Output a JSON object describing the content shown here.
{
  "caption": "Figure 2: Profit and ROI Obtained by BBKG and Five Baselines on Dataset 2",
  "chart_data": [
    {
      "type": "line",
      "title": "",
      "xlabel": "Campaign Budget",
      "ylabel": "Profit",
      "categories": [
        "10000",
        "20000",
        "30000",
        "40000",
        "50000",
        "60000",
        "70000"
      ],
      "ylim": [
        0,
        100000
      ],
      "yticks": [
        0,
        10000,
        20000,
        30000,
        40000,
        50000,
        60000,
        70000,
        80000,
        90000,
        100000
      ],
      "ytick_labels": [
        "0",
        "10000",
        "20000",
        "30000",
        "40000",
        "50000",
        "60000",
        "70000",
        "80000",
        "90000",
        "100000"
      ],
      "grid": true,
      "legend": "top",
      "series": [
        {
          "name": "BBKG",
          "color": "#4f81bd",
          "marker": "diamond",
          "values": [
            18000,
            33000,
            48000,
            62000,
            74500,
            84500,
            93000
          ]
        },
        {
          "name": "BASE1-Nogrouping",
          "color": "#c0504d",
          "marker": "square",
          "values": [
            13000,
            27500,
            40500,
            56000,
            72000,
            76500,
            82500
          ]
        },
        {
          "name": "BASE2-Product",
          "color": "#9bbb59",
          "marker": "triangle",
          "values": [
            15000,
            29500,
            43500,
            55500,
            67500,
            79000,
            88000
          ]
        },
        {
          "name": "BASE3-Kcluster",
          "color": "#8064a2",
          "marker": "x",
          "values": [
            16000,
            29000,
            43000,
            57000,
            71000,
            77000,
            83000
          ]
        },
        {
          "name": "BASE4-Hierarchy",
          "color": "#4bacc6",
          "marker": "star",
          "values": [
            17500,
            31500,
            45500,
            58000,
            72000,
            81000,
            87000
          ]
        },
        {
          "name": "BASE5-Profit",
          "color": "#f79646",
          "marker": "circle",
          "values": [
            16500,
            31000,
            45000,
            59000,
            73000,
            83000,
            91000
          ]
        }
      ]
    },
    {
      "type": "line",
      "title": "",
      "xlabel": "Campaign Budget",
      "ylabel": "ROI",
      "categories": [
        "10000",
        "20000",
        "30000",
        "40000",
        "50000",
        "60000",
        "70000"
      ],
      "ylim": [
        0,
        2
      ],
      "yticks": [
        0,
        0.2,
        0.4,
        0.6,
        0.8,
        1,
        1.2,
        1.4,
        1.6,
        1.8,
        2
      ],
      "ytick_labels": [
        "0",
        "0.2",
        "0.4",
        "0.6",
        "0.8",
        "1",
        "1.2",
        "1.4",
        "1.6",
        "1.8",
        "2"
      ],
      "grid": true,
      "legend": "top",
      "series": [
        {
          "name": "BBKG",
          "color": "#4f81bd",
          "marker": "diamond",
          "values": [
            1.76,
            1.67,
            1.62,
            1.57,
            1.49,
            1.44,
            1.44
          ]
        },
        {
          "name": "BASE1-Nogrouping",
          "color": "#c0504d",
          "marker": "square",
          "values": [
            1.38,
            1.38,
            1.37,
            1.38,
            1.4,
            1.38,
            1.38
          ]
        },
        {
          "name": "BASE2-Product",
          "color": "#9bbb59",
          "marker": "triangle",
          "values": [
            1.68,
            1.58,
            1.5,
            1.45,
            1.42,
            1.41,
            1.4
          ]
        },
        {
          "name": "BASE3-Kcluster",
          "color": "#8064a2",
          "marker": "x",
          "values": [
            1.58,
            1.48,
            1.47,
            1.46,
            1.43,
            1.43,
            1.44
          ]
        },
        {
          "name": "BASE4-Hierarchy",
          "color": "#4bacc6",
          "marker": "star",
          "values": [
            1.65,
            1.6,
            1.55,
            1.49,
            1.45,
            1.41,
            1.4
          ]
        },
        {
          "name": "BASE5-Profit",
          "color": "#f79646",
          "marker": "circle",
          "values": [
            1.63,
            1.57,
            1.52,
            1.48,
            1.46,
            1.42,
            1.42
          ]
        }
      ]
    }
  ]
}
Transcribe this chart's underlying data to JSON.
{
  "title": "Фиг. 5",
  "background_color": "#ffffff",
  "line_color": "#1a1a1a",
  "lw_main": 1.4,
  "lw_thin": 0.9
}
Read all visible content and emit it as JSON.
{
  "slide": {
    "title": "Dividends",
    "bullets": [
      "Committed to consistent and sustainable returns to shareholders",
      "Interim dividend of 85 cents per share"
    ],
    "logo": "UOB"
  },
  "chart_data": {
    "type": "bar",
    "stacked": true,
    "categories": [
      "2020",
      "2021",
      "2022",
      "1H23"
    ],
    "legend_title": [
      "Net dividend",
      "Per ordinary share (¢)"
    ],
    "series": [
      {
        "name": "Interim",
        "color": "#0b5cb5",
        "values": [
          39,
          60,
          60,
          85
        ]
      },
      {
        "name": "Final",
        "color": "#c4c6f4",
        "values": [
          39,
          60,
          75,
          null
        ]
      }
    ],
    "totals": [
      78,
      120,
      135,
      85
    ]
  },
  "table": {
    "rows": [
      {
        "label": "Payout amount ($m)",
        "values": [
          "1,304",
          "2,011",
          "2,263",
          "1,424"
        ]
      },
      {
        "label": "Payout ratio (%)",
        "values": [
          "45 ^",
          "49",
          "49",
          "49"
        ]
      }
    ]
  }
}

→ Stated problem:
Copy exactly the lines of the listing above, beginning at the line with "Read all visible content and emit it as JSON." and ending at its final line; write out nothing else.

→ Exercise result:
Read all visible content and emit it as JSON.
{
  "slide": {
    "title": "Dividends",
    "bullets": [
      "Committed to consistent and sustainable returns to shareholders",
      "Interim dividend of 85 cents per share"
    ],
    "logo": "UOB"
  },
  "chart_data": {
    "type": "bar",
    "stacked": true,
    "categories": [
      "2020",
      "2021",
      "2022",
      "1H23"
    ],
    "legend_title": [
      "Net dividend",
      "Per ordinary share (¢)"
    ],
    "series": [
      {
        "name": "Interim",
        "color": "#0b5cb5",
        "values": [
          39,
          60,
          60,
          85
        ]
      },
      {
        "name": "Final",
        "color": "#c4c6f4",
        "values": [
          39,
          60,
          75,
          null
        ]
      }
    ],
    "totals": [
      78,
      120,
      135,
      85
    ]
  },
  "table": {
    "rows": [
      {
        "label": "Payout amount ($m)",
        "values": [
          "1,304",
          "2,011",
          "2,263",
          "1,424"
        ]
      },
      {
        "label": "Payout ratio (%)",
        "values": [
          "45 ^",
          "49",
          "49",
          "49"
        ]
      }
    ]
  }
}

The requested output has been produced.